» **Assigned task**
Where does "contagio" appear in the data? Return each line that holds it.

+-------+

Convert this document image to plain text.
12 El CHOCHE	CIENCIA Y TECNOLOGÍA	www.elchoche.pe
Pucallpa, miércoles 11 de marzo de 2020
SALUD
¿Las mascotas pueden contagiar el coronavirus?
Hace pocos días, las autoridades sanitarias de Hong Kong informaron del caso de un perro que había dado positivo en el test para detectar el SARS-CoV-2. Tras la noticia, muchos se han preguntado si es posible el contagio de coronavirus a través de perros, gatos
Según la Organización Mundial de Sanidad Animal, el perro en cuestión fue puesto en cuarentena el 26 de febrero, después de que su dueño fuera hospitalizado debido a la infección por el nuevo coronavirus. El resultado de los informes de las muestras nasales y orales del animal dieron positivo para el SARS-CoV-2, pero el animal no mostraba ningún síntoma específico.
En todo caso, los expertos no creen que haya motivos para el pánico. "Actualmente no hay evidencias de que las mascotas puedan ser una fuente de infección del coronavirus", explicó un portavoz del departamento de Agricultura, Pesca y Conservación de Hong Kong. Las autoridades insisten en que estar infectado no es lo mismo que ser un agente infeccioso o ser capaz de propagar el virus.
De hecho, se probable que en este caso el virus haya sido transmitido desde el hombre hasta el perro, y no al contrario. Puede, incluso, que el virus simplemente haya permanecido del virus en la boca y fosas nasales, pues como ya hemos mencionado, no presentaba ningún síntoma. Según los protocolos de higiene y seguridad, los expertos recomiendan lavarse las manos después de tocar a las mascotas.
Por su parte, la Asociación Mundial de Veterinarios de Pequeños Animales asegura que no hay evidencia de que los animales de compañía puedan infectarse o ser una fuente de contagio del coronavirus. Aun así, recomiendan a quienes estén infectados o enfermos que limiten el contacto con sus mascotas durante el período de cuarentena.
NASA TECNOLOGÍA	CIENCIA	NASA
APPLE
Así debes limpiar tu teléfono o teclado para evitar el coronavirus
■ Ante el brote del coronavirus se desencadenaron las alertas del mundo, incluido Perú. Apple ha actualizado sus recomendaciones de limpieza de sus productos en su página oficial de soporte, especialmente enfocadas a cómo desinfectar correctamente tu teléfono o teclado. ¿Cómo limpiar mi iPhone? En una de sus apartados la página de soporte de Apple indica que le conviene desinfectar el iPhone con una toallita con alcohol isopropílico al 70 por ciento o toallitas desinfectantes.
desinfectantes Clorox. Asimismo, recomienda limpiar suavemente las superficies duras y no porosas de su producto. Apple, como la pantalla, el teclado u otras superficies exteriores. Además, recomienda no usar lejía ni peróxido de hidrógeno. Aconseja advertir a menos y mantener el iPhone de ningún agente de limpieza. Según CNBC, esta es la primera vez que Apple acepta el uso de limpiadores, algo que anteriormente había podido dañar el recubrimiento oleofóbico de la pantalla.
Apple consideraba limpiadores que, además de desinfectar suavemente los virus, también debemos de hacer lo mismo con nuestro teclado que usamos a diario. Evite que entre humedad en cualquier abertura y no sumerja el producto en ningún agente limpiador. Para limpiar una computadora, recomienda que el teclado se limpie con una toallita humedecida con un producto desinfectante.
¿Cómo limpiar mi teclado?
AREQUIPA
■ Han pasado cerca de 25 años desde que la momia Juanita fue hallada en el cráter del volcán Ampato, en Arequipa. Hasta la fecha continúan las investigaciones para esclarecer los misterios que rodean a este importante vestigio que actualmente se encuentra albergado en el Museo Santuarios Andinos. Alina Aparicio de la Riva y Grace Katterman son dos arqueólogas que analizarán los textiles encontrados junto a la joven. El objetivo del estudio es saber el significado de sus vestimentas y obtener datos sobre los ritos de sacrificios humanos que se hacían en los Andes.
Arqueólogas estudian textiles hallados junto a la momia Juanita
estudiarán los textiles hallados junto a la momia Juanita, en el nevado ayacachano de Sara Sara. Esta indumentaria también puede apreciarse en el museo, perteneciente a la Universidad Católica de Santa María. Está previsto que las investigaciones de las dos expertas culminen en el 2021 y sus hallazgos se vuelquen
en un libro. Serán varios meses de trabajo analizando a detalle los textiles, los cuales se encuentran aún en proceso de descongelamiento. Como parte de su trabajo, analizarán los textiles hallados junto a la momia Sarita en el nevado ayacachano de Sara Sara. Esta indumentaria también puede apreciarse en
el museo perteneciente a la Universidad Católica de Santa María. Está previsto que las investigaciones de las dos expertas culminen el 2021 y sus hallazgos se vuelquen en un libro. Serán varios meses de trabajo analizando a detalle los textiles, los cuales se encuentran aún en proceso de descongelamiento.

+-------+

» **Output for this task**
Hace pocos días, las autoridades sanitarias de Hong Kong informaron del caso de un perro que había dado positivo en el test para detectar el SARS-CoV-2. Tras la noticia, muchos se han preguntado si es posible el contagio de coronavirus a través de perros, gatos
Por su parte, la Asociación Mundial de Veterinarios de Pequeños Animales asegura que no hay evidencia de que los animales de compañía puedan infectarse o ser una fuente de contagio del coronavirus. Aun así, recomiendan a quienes estén infectados o enfermos que limiten el contacto con sus mascotas durante el período de cuarentena.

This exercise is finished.